Task description – Repeat the entire listing exactly.

Working data –
_ _ _ _ _
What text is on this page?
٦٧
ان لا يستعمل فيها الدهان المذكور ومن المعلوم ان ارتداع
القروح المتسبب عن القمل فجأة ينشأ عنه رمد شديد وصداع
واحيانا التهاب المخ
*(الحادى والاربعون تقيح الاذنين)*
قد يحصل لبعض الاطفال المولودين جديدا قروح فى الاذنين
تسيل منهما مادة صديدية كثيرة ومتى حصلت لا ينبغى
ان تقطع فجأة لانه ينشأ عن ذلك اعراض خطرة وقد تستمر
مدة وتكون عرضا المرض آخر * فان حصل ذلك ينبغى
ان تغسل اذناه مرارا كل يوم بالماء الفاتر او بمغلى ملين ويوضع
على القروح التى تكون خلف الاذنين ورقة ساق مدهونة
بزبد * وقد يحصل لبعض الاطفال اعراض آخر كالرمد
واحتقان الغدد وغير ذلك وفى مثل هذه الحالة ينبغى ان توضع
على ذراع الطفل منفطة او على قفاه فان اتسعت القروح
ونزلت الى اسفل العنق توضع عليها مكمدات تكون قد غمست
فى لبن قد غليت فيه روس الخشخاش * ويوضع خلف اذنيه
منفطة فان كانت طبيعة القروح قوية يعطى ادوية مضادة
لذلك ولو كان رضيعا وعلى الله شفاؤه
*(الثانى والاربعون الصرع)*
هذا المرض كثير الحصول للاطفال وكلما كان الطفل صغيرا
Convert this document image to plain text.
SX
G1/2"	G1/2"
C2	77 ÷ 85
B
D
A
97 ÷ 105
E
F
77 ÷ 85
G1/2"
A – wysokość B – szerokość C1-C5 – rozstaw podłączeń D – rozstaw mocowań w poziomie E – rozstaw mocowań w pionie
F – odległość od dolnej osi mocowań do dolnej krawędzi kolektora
_ _ _ _ _
Problem solution –
What text is on this page?
٦٧
ان لا يستعمل فيها الدهان المذكور ومن المعلوم ان ارتداع
القروح المتسبب عن القمل فجأة ينشأ عنه رمد شديد وصداع
واحيانا التهاب المخ
*(الحادى والاربعون تقيح الاذنين)*
قد يحصل لبعض الاطفال المولودين جديدا قروح فى الاذنين
تسيل منهما مادة صديدية كثيرة ومتى حصلت لا ينبغى
ان تقطع فجأة لانه ينشأ عن ذلك اعراض خطرة وقد تستمر
مدة وتكون عرضا المرض آخر * فان حصل ذلك ينبغى
ان تغسل اذناه مرارا كل يوم بالماء الفاتر او بمغلى ملين ويوضع
على القروح التى تكون خلف الاذنين ورقة ساق مدهونة
بزبد * وقد يحصل لبعض الاطفال اعراض آخر كالرمد
واحتقان الغدد وغير ذلك وفى مثل هذه الحالة ينبغى ان توضع
على ذراع الطفل منفطة او على قفاه فان اتسعت القروح
ونزلت الى اسفل العنق توضع عليها مكمدات تكون قد غمست
فى لبن قد غليت فيه روس الخشخاش * ويوضع خلف اذنيه
منفطة فان كانت طبيعة القروح قوية يعطى ادوية مضادة
لذلك ولو كان رضيعا وعلى الله شفاؤه
*(الثانى والاربعون الصرع)*
هذا المرض كثير الحصول للاطفال وكلما كان الطفل صغيرا
Convert this document image to plain text.
SX
G1/2"	G1/2"
C2	77 ÷ 85
B
D
A
97 ÷ 105
E
F
77 ÷ 85
G1/2"
A – wysokość B – szerokość C1-C5 – rozstaw podłączeń D – rozstaw mocowań w poziomie E – rozstaw mocowań w pionie
F – odległość od dolnej osi mocowań do dolnej krawędzi kolektora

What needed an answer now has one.